Records from a data collection:
====

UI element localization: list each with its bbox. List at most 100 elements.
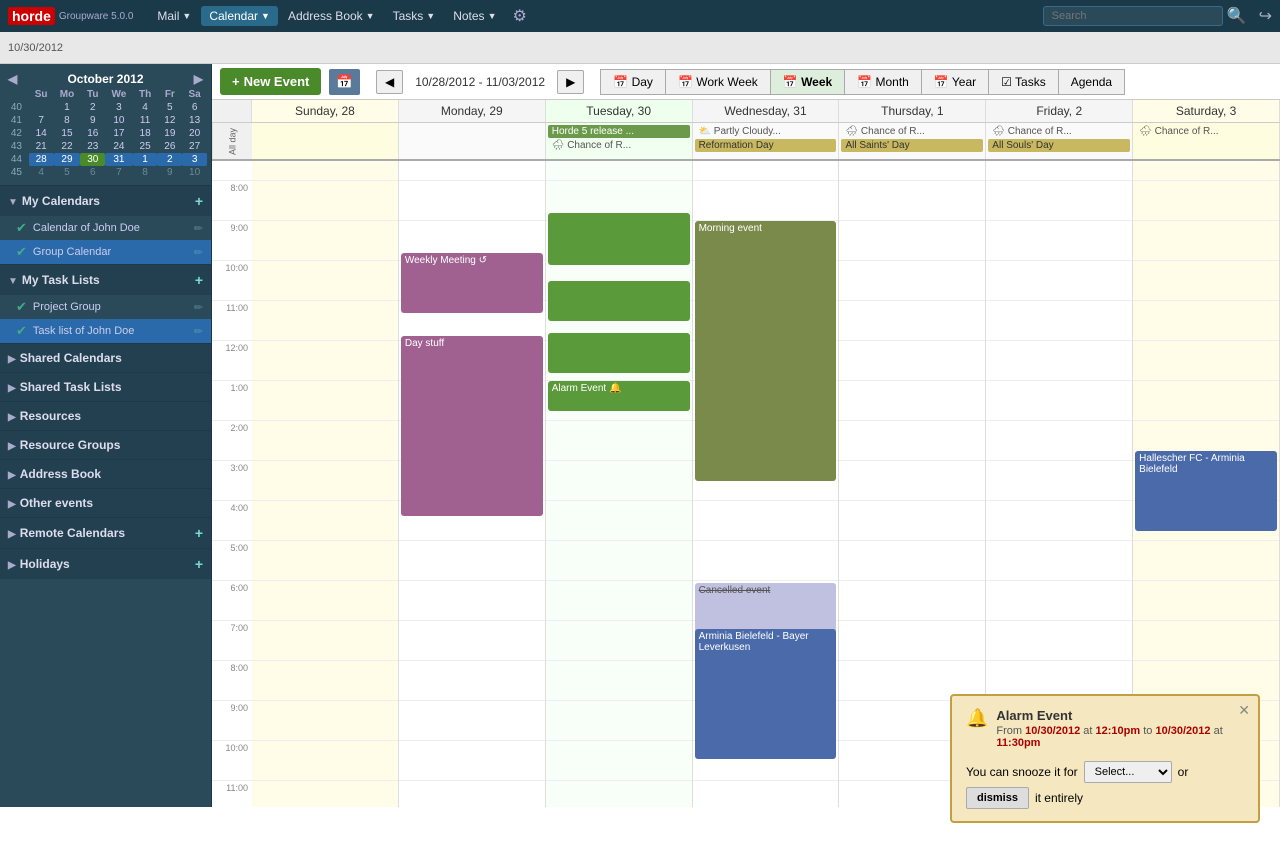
- project-group-edit[interactable]: ✏: [194, 301, 203, 314]
- mini-cal-day[interactable]: 27: [182, 140, 207, 153]
- allday-event-rain-thu[interactable]: 🌧 Chance of R...: [841, 125, 983, 138]
- mini-cal-day[interactable]: 29: [54, 153, 81, 166]
- mini-cal-day[interactable]: 21: [29, 140, 54, 153]
- view-tasks-button[interactable]: ☑ Tasks: [988, 69, 1058, 95]
- mini-cal-day[interactable]: 8: [54, 114, 81, 127]
- dismiss-button[interactable]: dismiss: [966, 787, 1029, 809]
- event-weekly-meeting[interactable]: Weekly Meeting ↺: [401, 253, 543, 313]
- allday-cell-wed[interactable]: ⛅ Partly Cloudy... Reformation Day: [693, 123, 840, 159]
- task-list-john-edit[interactable]: ✏: [194, 325, 203, 338]
- day-col-tue[interactable]: Alarm Event 🔔: [546, 161, 693, 807]
- allday-event-reformation[interactable]: Reformation Day: [695, 139, 837, 152]
- sidebar-item-group-calendar[interactable]: ✔ Group Calendar ✏: [0, 240, 211, 264]
- view-workweek-button[interactable]: 📅 Work Week: [665, 69, 770, 95]
- mini-cal-day[interactable]: 3: [182, 153, 207, 166]
- nav-calendar[interactable]: Calendar ▼: [201, 6, 278, 26]
- day-col-sun[interactable]: [252, 161, 399, 807]
- mini-cal-day[interactable]: 4: [29, 166, 54, 179]
- mini-cal-day[interactable]: 5: [54, 166, 81, 179]
- event-day-stuff[interactable]: Day stuff: [401, 336, 543, 516]
- mini-cal-day[interactable]: 22: [54, 140, 81, 153]
- mini-cal-day[interactable]: 17: [105, 127, 133, 140]
- day-col-mon[interactable]: Weekly Meeting ↺ Day stuff: [399, 161, 546, 807]
- view-day-button[interactable]: 📅 Day: [600, 69, 665, 95]
- event-hallescher[interactable]: Hallescher FC - Arminia Bielefeld: [1135, 451, 1277, 531]
- view-week-button[interactable]: 📅 Week: [770, 69, 844, 95]
- my-task-lists-header[interactable]: ▼My Task Lists +: [0, 265, 211, 295]
- next-week-button[interactable]: ▶: [557, 70, 584, 94]
- resources-header[interactable]: ▶Resources: [0, 402, 211, 430]
- allday-event-allsouls[interactable]: All Souls' Day: [988, 139, 1130, 152]
- mini-cal-day[interactable]: 9: [157, 166, 182, 179]
- add-remote-calendar-button[interactable]: +: [195, 525, 203, 541]
- mini-cal-day[interactable]: 4: [133, 101, 158, 114]
- prev-month-button[interactable]: ◀: [8, 72, 17, 86]
- event-alarm[interactable]: Alarm Event 🔔: [548, 381, 690, 411]
- mini-cal-day[interactable]: 31: [105, 153, 133, 166]
- mini-cal-day[interactable]: 2: [157, 153, 182, 166]
- allday-cell-tue[interactable]: Horde 5 release ... 🌧 Chance of R...: [546, 123, 693, 159]
- allday-cell-fri[interactable]: 🌧 Chance of R... All Souls' Day: [986, 123, 1133, 159]
- allday-event-rain-fri[interactable]: 🌧 Chance of R...: [988, 125, 1130, 138]
- next-month-button[interactable]: ▶: [194, 72, 203, 86]
- resource-groups-header[interactable]: ▶Resource Groups: [0, 431, 211, 459]
- sidebar-item-task-list-john[interactable]: ✔ Task list of John Doe ✏: [0, 319, 211, 343]
- mini-cal-day[interactable]: 5: [157, 101, 182, 114]
- remote-calendars-header[interactable]: ▶Remote Calendars +: [0, 518, 211, 548]
- address-book-header[interactable]: ▶Address Book: [0, 460, 211, 488]
- mini-cal-day[interactable]: 13: [182, 114, 207, 127]
- search-button[interactable]: 🔍: [1227, 6, 1247, 26]
- event-tue-green3[interactable]: [548, 333, 690, 373]
- mini-cal-day[interactable]: 8: [133, 166, 158, 179]
- mini-cal-day[interactable]: 2: [80, 101, 105, 114]
- shared-calendars-header[interactable]: ▶Shared Calendars: [0, 344, 211, 372]
- prev-week-button[interactable]: ◀: [376, 70, 403, 94]
- nav-mail[interactable]: Mail ▼: [149, 6, 199, 26]
- mini-cal-day[interactable]: 7: [29, 114, 54, 127]
- mini-cal-day[interactable]: 12: [157, 114, 182, 127]
- mini-cal-day[interactable]: 30: [80, 153, 105, 166]
- calendar-john-edit[interactable]: ✏: [194, 222, 203, 235]
- mini-cal-day[interactable]: 16: [80, 127, 105, 140]
- mini-cal-day[interactable]: 19: [157, 127, 182, 140]
- allday-event-allsaints[interactable]: All Saints' Day: [841, 139, 983, 152]
- mini-cal-day[interactable]: 7: [105, 166, 133, 179]
- mini-cal-day[interactable]: 15: [54, 127, 81, 140]
- my-calendars-header[interactable]: ▼My Calendars +: [0, 186, 211, 216]
- allday-cell-thu[interactable]: 🌧 Chance of R... All Saints' Day: [839, 123, 986, 159]
- mini-cal-day[interactable]: 9: [80, 114, 105, 127]
- allday-event-rain-sat[interactable]: 🌧 Chance of R...: [1135, 125, 1277, 138]
- view-year-button[interactable]: 📅 Year: [921, 69, 988, 95]
- alarm-close-button[interactable]: ✕: [1238, 702, 1250, 719]
- sidebar-item-project-group[interactable]: ✔ Project Group ✏: [0, 295, 211, 319]
- mini-cal-day[interactable]: 10: [182, 166, 207, 179]
- day-col-wed[interactable]: Morning event Cancelled event Arminia Bi…: [693, 161, 840, 807]
- shared-task-lists-header[interactable]: ▶Shared Task Lists: [0, 373, 211, 401]
- snooze-select[interactable]: Select... 5 minutes 15 minutes 1 hour 1 …: [1084, 761, 1172, 783]
- event-cancelled[interactable]: Cancelled event: [695, 583, 837, 633]
- mini-cal-day[interactable]: 1: [133, 153, 158, 166]
- mini-cal-day[interactable]: 11: [133, 114, 158, 127]
- mini-cal-day[interactable]: 6: [80, 166, 105, 179]
- mini-cal-day[interactable]: [29, 101, 54, 114]
- add-task-list-button[interactable]: +: [195, 272, 203, 288]
- nav-tasks[interactable]: Tasks ▼: [385, 6, 444, 26]
- sidebar-item-calendar-john[interactable]: ✔ Calendar of John Doe ✏: [0, 216, 211, 240]
- mini-cal-day[interactable]: 24: [105, 140, 133, 153]
- allday-event-rain-tue[interactable]: 🌧 Chance of R...: [548, 139, 690, 152]
- mini-cal-day[interactable]: 6: [182, 101, 207, 114]
- group-calendar-edit[interactable]: ✏: [194, 246, 203, 259]
- event-tue-green1[interactable]: [548, 213, 690, 265]
- view-agenda-button[interactable]: Agenda: [1058, 69, 1125, 95]
- mini-cal-day[interactable]: 25: [133, 140, 158, 153]
- event-arminia[interactable]: Arminia Bielefeld - Bayer Leverkusen: [695, 629, 837, 759]
- view-month-button[interactable]: 📅 Month: [844, 69, 921, 95]
- allday-cell-sat[interactable]: 🌧 Chance of R...: [1133, 123, 1280, 159]
- mini-cal-day[interactable]: 26: [157, 140, 182, 153]
- mini-cal-day[interactable]: 23: [80, 140, 105, 153]
- mini-cal-day[interactable]: 3: [105, 101, 133, 114]
- other-events-header[interactable]: ▶Other events: [0, 489, 211, 517]
- mini-cal-day[interactable]: 18: [133, 127, 158, 140]
- nav-addressbook[interactable]: Address Book ▼: [280, 6, 383, 26]
- logout-button[interactable]: ↪: [1259, 6, 1272, 26]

====

Copy the listing above word for word, leaving out the pictures.

** Worked solution **
UI element localization: list each with its bbox. List at most 100 elements.
- project-group-edit[interactable]: ✏: [194, 301, 203, 314]
- mini-cal-day[interactable]: 27: [182, 140, 207, 153]
- allday-event-rain-thu[interactable]: 🌧 Chance of R...: [841, 125, 983, 138]
- mini-cal-day[interactable]: 29: [54, 153, 81, 166]
- mini-cal-day[interactable]: 21: [29, 140, 54, 153]
- view-tasks-button[interactable]: ☑ Tasks: [988, 69, 1058, 95]
- mini-cal-day[interactable]: 8: [54, 114, 81, 127]
- dismiss-button[interactable]: dismiss: [966, 787, 1029, 809]
- event-weekly-meeting[interactable]: Weekly Meeting ↺: [401, 253, 543, 313]
- allday-cell-wed[interactable]: ⛅ Partly Cloudy... Reformation Day: [693, 123, 840, 159]
- task-list-john-edit[interactable]: ✏: [194, 325, 203, 338]
- day-col-tue[interactable]: Alarm Event 🔔: [546, 161, 693, 807]
- allday-event-reformation[interactable]: Reformation Day: [695, 139, 837, 152]
- sidebar-item-group-calendar[interactable]: ✔ Group Calendar ✏: [0, 240, 211, 264]
- view-workweek-button[interactable]: 📅 Work Week: [665, 69, 770, 95]
- mini-cal-day[interactable]: 3: [182, 153, 207, 166]
- nav-calendar[interactable]: Calendar ▼: [201, 6, 278, 26]
- day-col-sun[interactable]: [252, 161, 399, 807]
- mini-cal-day[interactable]: 4: [29, 166, 54, 179]
- mini-cal-day[interactable]: 5: [54, 166, 81, 179]
- event-day-stuff[interactable]: Day stuff: [401, 336, 543, 516]
- mini-cal-day[interactable]: 22: [54, 140, 81, 153]
- mini-cal-day[interactable]: 17: [105, 127, 133, 140]
- day-col-mon[interactable]: Weekly Meeting ↺ Day stuff: [399, 161, 546, 807]
- view-day-button[interactable]: 📅 Day: [600, 69, 665, 95]
- event-hallescher[interactable]: Hallescher FC - Arminia Bielefeld: [1135, 451, 1277, 531]
- view-week-button[interactable]: 📅 Week: [770, 69, 844, 95]
- my-task-lists-header[interactable]: ▼My Task Lists +: [0, 265, 211, 295]
- next-week-button[interactable]: ▶: [557, 70, 584, 94]
- resources-header[interactable]: ▶Resources: [0, 402, 211, 430]
- allday-event-allsouls[interactable]: All Souls' Day: [988, 139, 1130, 152]
- mini-cal-day[interactable]: 9: [157, 166, 182, 179]
- add-remote-calendar-button[interactable]: +: [195, 525, 203, 541]
- mini-cal-day[interactable]: 4: [133, 101, 158, 114]
- prev-month-button[interactable]: ◀: [8, 72, 17, 86]
- event-alarm[interactable]: Alarm Event 🔔: [548, 381, 690, 411]
- mini-cal-day[interactable]: 31: [105, 153, 133, 166]
- mini-cal-day[interactable]: 2: [157, 153, 182, 166]
- allday-cell-tue[interactable]: Horde 5 release ... 🌧 Chance of R...: [546, 123, 693, 159]
- allday-cell-fri[interactable]: 🌧 Chance of R... All Souls' Day: [986, 123, 1133, 159]
- allday-event-rain-fri[interactable]: 🌧 Chance of R...: [988, 125, 1130, 138]
- next-month-button[interactable]: ▶: [194, 72, 203, 86]
- resource-groups-header[interactable]: ▶Resource Groups: [0, 431, 211, 459]
- sidebar-item-task-list-john[interactable]: ✔ Task list of John Doe ✏: [0, 319, 211, 343]
- mini-cal-day[interactable]: 5: [157, 101, 182, 114]
- remote-calendars-header[interactable]: ▶Remote Calendars +: [0, 518, 211, 548]
- address-book-header[interactable]: ▶Address Book: [0, 460, 211, 488]
- mini-cal-day[interactable]: 13: [182, 114, 207, 127]
- search-button[interactable]: 🔍: [1227, 6, 1247, 26]
- event-tue-green3[interactable]: [548, 333, 690, 373]
- mini-cal-day[interactable]: 8: [133, 166, 158, 179]
- mini-cal-day[interactable]: 2: [80, 101, 105, 114]
- shared-calendars-header[interactable]: ▶Shared Calendars: [0, 344, 211, 372]
- prev-week-button[interactable]: ◀: [376, 70, 403, 94]
- nav-mail[interactable]: Mail ▼: [149, 6, 199, 26]
- mini-cal-day[interactable]: 7: [29, 114, 54, 127]
- mini-cal-day[interactable]: 12: [157, 114, 182, 127]
- mini-cal-day[interactable]: 30: [80, 153, 105, 166]
- calendar-john-edit[interactable]: ✏: [194, 222, 203, 235]
- mini-cal-day[interactable]: 16: [80, 127, 105, 140]
- mini-cal-day[interactable]: 19: [157, 127, 182, 140]
- allday-event-allsaints[interactable]: All Saints' Day: [841, 139, 983, 152]
- mini-cal-day[interactable]: 7: [105, 166, 133, 179]
- mini-cal-day[interactable]: 15: [54, 127, 81, 140]
- my-calendars-header[interactable]: ▼My Calendars +: [0, 186, 211, 216]
- allday-cell-thu[interactable]: 🌧 Chance of R... All Saints' Day: [839, 123, 986, 159]
- mini-cal-day[interactable]: 9: [80, 114, 105, 127]
- allday-event-rain-sat[interactable]: 🌧 Chance of R...: [1135, 125, 1277, 138]
- view-year-button[interactable]: 📅 Year: [921, 69, 988, 95]
- alarm-close-button[interactable]: ✕: [1238, 702, 1250, 719]
- sidebar-item-project-group[interactable]: ✔ Project Group ✏: [0, 295, 211, 319]
- mini-cal-day[interactable]: 10: [182, 166, 207, 179]
- day-col-wed[interactable]: Morning event Cancelled event Arminia Bi…: [693, 161, 840, 807]
- shared-task-lists-header[interactable]: ▶Shared Task Lists: [0, 373, 211, 401]
- snooze-select[interactable]: Select... 5 minutes 15 minutes 1 hour 1 …: [1084, 761, 1172, 783]
- event-cancelled[interactable]: Cancelled event: [695, 583, 837, 633]
- mini-cal-day[interactable]: 1: [133, 153, 158, 166]
- mini-cal-day[interactable]: 11: [133, 114, 158, 127]
- mini-cal-day[interactable]: 6: [80, 166, 105, 179]
- mini-cal-day[interactable]: [29, 101, 54, 114]
- add-task-list-button[interactable]: +: [195, 272, 203, 288]
- nav-tasks[interactable]: Tasks ▼: [385, 6, 444, 26]
- sidebar-item-calendar-john[interactable]: ✔ Calendar of John Doe ✏: [0, 216, 211, 240]
- mini-cal-day[interactable]: 24: [105, 140, 133, 153]
- allday-event-rain-tue[interactable]: 🌧 Chance of R...: [548, 139, 690, 152]
- mini-cal-day[interactable]: 6: [182, 101, 207, 114]
- group-calendar-edit[interactable]: ✏: [194, 246, 203, 259]
- event-tue-green1[interactable]: [548, 213, 690, 265]
- view-agenda-button[interactable]: Agenda: [1058, 69, 1125, 95]
- mini-cal-day[interactable]: 25: [133, 140, 158, 153]
- event-arminia[interactable]: Arminia Bielefeld - Bayer Leverkusen: [695, 629, 837, 759]
- view-month-button[interactable]: 📅 Month: [844, 69, 921, 95]
- allday-cell-sat[interactable]: 🌧 Chance of R...: [1133, 123, 1280, 159]
- mini-cal-day[interactable]: 26: [157, 140, 182, 153]
- mini-cal-day[interactable]: 23: [80, 140, 105, 153]
- mini-cal-day[interactable]: 3: [105, 101, 133, 114]
- other-events-header[interactable]: ▶Other events: [0, 489, 211, 517]
- mini-cal-day[interactable]: 18: [133, 127, 158, 140]
- nav-addressbook[interactable]: Address Book ▼: [280, 6, 383, 26]
- logout-button[interactable]: ↪: [1259, 6, 1272, 26]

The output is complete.